>> Start Data provided
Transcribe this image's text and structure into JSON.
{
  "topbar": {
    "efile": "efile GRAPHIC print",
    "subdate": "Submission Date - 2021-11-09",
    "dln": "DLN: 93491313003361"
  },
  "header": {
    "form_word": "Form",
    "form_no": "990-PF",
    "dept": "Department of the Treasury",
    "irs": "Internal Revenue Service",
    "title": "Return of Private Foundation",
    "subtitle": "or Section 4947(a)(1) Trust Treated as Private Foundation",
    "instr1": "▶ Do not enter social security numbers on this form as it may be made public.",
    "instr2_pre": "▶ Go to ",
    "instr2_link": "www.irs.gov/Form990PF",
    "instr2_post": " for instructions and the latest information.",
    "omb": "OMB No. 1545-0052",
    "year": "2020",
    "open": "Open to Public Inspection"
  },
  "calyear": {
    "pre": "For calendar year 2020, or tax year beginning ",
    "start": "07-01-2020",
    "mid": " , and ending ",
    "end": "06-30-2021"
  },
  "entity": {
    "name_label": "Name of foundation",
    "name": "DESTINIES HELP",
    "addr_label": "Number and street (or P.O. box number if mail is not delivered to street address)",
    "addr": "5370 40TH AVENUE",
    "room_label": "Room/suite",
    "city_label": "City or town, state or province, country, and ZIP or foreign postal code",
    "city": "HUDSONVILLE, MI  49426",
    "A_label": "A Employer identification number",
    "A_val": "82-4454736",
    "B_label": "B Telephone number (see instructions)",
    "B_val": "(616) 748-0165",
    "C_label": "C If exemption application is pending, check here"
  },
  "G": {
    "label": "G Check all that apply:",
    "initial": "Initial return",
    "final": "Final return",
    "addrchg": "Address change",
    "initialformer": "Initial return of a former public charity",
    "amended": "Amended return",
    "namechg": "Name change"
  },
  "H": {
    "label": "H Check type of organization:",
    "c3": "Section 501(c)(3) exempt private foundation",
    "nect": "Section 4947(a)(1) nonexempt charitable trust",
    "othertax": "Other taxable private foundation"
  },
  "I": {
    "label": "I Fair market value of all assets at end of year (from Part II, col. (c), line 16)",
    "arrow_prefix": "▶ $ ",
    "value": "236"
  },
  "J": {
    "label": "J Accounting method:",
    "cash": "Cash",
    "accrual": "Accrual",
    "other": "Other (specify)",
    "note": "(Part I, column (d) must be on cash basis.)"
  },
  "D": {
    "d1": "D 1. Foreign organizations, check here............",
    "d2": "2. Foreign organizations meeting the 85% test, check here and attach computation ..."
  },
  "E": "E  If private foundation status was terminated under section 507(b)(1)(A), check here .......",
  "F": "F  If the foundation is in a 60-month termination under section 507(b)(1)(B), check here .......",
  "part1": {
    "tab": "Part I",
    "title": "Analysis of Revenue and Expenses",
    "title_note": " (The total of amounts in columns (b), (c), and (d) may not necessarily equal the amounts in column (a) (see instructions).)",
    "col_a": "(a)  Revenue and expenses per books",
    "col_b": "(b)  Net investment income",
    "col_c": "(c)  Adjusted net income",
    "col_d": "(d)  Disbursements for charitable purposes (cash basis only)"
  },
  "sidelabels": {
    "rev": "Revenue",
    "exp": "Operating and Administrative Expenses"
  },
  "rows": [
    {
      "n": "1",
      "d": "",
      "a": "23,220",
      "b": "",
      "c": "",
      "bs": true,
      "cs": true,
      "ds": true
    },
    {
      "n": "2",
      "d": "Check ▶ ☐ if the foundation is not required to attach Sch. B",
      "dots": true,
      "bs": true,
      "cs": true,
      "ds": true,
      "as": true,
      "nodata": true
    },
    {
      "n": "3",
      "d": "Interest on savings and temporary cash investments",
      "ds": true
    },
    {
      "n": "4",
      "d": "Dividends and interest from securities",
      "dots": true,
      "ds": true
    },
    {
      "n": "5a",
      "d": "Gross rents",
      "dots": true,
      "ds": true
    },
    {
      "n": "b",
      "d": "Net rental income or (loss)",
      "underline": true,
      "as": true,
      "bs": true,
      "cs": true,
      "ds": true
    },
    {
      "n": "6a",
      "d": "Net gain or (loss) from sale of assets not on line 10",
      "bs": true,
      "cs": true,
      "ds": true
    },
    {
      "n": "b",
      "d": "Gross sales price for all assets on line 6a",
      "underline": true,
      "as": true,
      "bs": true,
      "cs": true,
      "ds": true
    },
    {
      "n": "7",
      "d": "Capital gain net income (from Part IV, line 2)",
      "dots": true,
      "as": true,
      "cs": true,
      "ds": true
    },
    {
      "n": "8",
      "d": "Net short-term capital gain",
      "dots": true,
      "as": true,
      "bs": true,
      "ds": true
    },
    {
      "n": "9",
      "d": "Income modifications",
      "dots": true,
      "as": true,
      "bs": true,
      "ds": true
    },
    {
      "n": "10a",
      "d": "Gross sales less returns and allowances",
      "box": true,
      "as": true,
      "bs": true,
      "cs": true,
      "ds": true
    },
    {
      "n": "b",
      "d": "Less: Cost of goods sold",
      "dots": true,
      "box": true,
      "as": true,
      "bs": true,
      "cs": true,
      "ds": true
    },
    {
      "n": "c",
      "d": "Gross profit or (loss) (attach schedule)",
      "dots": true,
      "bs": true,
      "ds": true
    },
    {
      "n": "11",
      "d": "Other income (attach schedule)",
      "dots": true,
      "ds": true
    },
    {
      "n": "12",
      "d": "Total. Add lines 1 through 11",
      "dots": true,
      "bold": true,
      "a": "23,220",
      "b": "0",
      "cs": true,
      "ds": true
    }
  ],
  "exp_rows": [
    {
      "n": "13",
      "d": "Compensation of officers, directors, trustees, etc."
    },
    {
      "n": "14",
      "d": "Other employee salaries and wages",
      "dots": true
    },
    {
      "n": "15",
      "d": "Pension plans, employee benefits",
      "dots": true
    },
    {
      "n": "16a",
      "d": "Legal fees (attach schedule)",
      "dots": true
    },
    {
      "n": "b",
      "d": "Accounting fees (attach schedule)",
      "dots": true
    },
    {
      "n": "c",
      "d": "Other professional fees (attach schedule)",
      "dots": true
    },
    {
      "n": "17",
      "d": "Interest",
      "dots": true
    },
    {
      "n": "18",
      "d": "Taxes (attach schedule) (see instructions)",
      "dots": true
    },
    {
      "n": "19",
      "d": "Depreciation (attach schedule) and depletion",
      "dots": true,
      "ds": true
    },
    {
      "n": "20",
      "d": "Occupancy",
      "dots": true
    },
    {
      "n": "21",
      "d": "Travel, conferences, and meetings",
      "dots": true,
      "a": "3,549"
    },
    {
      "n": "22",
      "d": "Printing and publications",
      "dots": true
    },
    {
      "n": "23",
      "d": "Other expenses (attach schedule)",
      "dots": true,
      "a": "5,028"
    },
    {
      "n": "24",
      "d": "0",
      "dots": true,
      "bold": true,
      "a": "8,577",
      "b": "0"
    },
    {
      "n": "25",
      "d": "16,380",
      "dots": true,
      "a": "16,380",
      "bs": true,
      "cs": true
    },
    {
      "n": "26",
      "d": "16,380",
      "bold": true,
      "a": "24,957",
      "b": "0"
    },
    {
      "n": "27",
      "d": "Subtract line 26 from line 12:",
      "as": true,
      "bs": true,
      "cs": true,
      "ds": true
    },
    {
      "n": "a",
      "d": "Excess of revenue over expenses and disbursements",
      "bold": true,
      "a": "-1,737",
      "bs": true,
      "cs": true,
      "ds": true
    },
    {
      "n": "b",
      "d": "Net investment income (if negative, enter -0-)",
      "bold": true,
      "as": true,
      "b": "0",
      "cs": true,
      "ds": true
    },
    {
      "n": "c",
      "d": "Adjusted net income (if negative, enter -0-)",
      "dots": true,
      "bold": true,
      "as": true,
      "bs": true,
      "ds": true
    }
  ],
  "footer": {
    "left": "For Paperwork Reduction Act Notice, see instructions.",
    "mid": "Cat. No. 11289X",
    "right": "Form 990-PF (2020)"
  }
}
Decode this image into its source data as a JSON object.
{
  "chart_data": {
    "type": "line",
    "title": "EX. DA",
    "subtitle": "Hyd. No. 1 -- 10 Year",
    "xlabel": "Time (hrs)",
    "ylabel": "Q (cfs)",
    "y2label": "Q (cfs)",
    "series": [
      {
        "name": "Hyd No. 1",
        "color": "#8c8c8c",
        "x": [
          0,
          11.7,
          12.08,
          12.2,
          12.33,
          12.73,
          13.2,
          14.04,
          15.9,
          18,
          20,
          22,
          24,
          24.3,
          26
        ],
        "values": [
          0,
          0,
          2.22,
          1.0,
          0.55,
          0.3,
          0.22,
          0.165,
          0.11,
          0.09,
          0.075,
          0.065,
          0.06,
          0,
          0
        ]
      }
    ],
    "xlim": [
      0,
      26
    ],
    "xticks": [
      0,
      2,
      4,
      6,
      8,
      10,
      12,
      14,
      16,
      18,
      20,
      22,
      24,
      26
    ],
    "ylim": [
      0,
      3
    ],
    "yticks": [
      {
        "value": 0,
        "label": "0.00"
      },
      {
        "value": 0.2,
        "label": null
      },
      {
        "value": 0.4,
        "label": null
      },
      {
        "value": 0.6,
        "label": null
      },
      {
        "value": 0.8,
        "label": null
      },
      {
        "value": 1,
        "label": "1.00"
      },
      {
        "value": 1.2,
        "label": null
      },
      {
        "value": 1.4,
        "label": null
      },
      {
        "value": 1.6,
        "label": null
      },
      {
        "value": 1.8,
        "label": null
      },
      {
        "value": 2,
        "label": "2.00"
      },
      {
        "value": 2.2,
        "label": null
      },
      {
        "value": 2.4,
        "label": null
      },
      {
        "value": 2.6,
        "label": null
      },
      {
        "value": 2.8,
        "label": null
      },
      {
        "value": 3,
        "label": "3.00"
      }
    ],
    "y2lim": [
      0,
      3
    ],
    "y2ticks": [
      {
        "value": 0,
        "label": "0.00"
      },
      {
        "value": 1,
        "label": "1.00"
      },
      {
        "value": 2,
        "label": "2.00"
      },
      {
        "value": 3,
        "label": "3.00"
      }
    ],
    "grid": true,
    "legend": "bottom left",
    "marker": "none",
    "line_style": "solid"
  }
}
>> End Data provided
Problem to solve:
From the records above, pull out every line containing the word "Adjusted".

Answer to the task:
    "col_c": "(c)  Adjusted net income",
      "d": "Adjusted net income (if negative, enter -0-)",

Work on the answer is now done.